Prompt: Reproduce all of the records exactly.

________________________

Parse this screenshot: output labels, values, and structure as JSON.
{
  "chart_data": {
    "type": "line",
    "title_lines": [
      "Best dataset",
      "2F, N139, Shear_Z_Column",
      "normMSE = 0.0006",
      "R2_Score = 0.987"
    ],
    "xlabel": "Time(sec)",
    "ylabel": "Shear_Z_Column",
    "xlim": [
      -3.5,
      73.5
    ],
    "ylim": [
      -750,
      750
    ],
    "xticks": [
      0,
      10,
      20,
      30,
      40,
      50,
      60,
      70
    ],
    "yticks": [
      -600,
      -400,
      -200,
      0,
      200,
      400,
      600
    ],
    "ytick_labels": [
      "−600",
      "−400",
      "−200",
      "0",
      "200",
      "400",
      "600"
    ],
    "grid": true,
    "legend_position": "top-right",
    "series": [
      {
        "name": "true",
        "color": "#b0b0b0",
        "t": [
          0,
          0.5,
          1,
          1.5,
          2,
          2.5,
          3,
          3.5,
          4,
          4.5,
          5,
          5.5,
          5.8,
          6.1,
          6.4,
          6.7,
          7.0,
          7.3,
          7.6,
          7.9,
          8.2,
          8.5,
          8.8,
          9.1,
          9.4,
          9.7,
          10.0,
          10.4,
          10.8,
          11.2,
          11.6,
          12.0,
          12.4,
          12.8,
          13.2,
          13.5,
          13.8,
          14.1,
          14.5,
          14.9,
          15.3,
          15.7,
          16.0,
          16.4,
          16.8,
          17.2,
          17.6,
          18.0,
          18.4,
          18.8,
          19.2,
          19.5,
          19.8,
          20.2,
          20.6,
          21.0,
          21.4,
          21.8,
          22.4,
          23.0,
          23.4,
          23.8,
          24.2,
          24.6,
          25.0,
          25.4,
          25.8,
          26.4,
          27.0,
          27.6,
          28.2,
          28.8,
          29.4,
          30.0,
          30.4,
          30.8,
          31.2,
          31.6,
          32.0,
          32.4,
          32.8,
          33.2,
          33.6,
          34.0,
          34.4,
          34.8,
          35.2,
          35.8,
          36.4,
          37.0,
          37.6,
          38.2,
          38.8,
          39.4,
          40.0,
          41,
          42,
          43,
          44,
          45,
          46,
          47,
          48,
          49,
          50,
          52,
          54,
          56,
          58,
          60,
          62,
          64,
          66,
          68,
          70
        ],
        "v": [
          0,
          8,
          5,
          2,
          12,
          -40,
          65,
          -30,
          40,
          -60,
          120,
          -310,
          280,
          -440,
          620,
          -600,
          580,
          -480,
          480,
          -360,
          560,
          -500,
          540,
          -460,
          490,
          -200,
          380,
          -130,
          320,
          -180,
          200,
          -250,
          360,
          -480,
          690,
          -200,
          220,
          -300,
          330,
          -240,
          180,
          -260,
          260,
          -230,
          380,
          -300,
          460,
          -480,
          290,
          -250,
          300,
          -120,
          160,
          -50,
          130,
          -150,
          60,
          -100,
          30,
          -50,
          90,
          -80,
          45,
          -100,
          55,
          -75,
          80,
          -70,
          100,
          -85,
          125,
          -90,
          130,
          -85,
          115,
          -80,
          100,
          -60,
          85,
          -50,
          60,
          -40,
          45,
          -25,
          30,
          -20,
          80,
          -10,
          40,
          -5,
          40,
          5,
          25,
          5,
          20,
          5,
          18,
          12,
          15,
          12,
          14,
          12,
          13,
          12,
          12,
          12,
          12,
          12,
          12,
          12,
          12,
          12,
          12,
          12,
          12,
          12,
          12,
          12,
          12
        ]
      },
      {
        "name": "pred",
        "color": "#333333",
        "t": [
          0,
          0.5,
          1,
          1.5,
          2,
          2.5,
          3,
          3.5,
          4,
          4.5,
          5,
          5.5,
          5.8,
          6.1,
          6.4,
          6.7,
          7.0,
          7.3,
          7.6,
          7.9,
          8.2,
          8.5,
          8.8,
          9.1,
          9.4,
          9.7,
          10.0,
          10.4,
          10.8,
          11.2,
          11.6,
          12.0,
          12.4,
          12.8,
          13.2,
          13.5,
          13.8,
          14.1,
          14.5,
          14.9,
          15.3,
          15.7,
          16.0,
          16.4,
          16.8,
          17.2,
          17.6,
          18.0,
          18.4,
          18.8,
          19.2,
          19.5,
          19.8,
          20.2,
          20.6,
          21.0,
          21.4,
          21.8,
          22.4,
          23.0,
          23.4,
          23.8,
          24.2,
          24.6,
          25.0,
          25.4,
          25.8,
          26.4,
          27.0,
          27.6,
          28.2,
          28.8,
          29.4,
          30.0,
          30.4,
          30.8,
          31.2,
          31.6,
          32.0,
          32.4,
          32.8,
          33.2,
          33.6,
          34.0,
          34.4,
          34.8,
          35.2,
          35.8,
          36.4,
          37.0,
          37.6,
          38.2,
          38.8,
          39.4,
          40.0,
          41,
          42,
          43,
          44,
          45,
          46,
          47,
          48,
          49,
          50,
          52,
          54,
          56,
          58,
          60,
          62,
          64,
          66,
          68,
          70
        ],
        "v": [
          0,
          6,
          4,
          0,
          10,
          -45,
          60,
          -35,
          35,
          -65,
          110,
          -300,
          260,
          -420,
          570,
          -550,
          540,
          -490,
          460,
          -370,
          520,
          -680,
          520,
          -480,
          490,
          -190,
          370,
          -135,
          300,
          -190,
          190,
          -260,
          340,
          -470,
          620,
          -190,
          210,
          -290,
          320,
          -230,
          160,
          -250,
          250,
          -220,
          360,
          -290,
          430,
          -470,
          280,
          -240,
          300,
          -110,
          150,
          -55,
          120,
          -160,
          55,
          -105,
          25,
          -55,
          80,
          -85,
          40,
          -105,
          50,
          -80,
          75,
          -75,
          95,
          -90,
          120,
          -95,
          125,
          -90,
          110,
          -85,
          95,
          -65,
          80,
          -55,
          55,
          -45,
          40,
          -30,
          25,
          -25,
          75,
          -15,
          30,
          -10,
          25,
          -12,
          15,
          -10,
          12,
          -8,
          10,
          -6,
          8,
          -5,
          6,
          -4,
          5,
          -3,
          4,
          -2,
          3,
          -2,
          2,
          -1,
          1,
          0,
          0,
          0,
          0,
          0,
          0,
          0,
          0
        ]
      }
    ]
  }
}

________________________

Result:
Parse this screenshot: output labels, values, and structure as JSON.
{
  "chart_data": {
    "type": "line",
    "title_lines": [
      "Best dataset",
      "2F, N139, Shear_Z_Column",
      "normMSE = 0.0006",
      "R2_Score = 0.987"
    ],
    "xlabel": "Time(sec)",
    "ylabel": "Shear_Z_Column",
    "xlim": [
      -3.5,
      73.5
    ],
    "ylim": [
      -750,
      750
    ],
    "xticks": [
      0,
      10,
      20,
      30,
      40,
      50,
      60,
      70
    ],
    "yticks": [
      -600,
      -400,
      -200,
      0,
      200,
      400,
      600
    ],
    "ytick_labels": [
      "−600",
      "−400",
      "−200",
      "0",
      "200",
      "400",
      "600"
    ],
    "grid": true,
    "legend_position": "top-right",
    "series": [
      {
        "name": "true",
        "color": "#b0b0b0",
        "t": [
          0,
          0.5,
          1,
          1.5,
          2,
          2.5,
          3,
          3.5,
          4,
          4.5,
          5,
          5.5,
          5.8,
          6.1,
          6.4,
          6.7,
          7.0,
          7.3,
          7.6,
          7.9,
          8.2,
          8.5,
          8.8,
          9.1,
          9.4,
          9.7,
          10.0,
          10.4,
          10.8,
          11.2,
          11.6,
          12.0,
          12.4,
          12.8,
          13.2,
          13.5,
          13.8,
          14.1,
          14.5,
          14.9,
          15.3,
          15.7,
          16.0,
          16.4,
          16.8,
          17.2,
          17.6,
          18.0,
          18.4,
          18.8,
          19.2,
          19.5,
          19.8,
          20.2,
          20.6,
          21.0,
          21.4,
          21.8,
          22.4,
          23.0,
          23.4,
          23.8,
          24.2,
          24.6,
          25.0,
          25.4,
          25.8,
          26.4,
          27.0,
          27.6,
          28.2,
          28.8,
          29.4,
          30.0,
          30.4,
          30.8,
          31.2,
          31.6,
          32.0,
          32.4,
          32.8,
          33.2,
          33.6,
          34.0,
          34.4,
          34.8,
          35.2,
          35.8,
          36.4,
          37.0,
          37.6,
          38.2,
          38.8,
          39.4,
          40.0,
          41,
          42,
          43,
          44,
          45,
          46,
          47,
          48,
          49,
          50,
          52,
          54,
          56,
          58,
          60,
          62,
          64,
          66,
          68,
          70
        ],
        "v": [
          0,
          8,
          5,
          2,
          12,
          -40,
          65,
          -30,
          40,
          -60,
          120,
          -310,
          280,
          -440,
          620,
          -600,
          580,
          -480,
          480,
          -360,
          560,
          -500,
          540,
          -460,
          490,
          -200,
          380,
          -130,
          320,
          -180,
          200,
          -250,
          360,
          -480,
          690,
          -200,
          220,
          -300,
          330,
          -240,
          180,
          -260,
          260,
          -230,
          380,
          -300,
          460,
          -480,
          290,
          -250,
          300,
          -120,
          160,
          -50,
          130,
          -150,
          60,
          -100,
          30,
          -50,
          90,
          -80,
          45,
          -100,
          55,
          -75,
          80,
          -70,
          100,
          -85,
          125,
          -90,
          130,
          -85,
          115,
          -80,
          100,
          -60,
          85,
          -50,
          60,
          -40,
          45,
          -25,
          30,
          -20,
          80,
          -10,
          40,
          -5,
          40,
          5,
          25,
          5,
          20,
          5,
          18,
          12,
          15,
          12,
          14,
          12,
          13,
          12,
          12,
          12,
          12,
          12,
          12,
          12,
          12,
          12,
          12,
          12,
          12,
          12,
          12,
          12,
          12
        ]
      },
      {
        "name": "pred",
        "color": "#333333",
        "t": [
          0,
          0.5,
          1,
          1.5,
          2,
          2.5,
          3,
          3.5,
          4,
          4.5,
          5,
          5.5,
          5.8,
          6.1,
          6.4,
          6.7,
          7.0,
          7.3,
          7.6,
          7.9,
          8.2,
          8.5,
          8.8,
          9.1,
          9.4,
          9.7,
          10.0,
          10.4,
          10.8,
          11.2,
          11.6,
          12.0,
          12.4,
          12.8,
          13.2,
          13.5,
          13.8,
          14.1,
          14.5,
          14.9,
          15.3,
          15.7,
          16.0,
          16.4,
          16.8,
          17.2,
          17.6,
          18.0,
          18.4,
          18.8,
          19.2,
          19.5,
          19.8,
          20.2,
          20.6,
          21.0,
          21.4,
          21.8,
          22.4,
          23.0,
          23.4,
          23.8,
          24.2,
          24.6,
          25.0,
          25.4,
          25.8,
          26.4,
          27.0,
          27.6,
          28.2,
          28.8,
          29.4,
          30.0,
          30.4,
          30.8,
          31.2,
          31.6,
          32.0,
          32.4,
          32.8,
          33.2,
          33.6,
          34.0,
          34.4,
          34.8,
          35.2,
          35.8,
          36.4,
          37.0,
          37.6,
          38.2,
          38.8,
          39.4,
          40.0,
          41,
          42,
          43,
          44,
          45,
          46,
          47,
          48,
          49,
          50,
          52,
          54,
          56,
          58,
          60,
          62,
          64,
          66,
          68,
          70
        ],
        "v": [
          0,
          6,
          4,
          0,
          10,
          -45,
          60,
          -35,
          35,
          -65,
          110,
          -300,
          260,
          -420,
          570,
          -550,
          540,
          -490,
          460,
          -370,
          520,
          -680,
          520,
          -480,
          490,
          -190,
          370,
          -135,
          300,
          -190,
          190,
          -260,
          340,
          -470,
          620,
          -190,
          210,
          -290,
          320,
          -230,
          160,
          -250,
          250,
          -220,
          360,
          -290,
          430,
          -470,
          280,
          -240,
          300,
          -110,
          150,
          -55,
          120,
          -160,
          55,
          -105,
          25,
          -55,
          80,
          -85,
          40,
          -105,
          50,
          -80,
          75,
          -75,
          95,
          -90,
          120,
          -95,
          125,
          -90,
          110,
          -85,
          95,
          -65,
          80,
          -55,
          55,
          -45,
          40,
          -30,
          25,
          -25,
          75,
          -15,
          30,
          -10,
          25,
          -12,
          15,
          -10,
          12,
          -8,
          10,
          -6,
          8,
          -5,
          6,
          -4,
          5,
          -3,
          4,
          -2,
          3,
          -2,
          2,
          -1,
          1,
          0,
          0,
          0,
          0,
          0,
          0,
          0,
          0
        ]
      }
    ]
  }
}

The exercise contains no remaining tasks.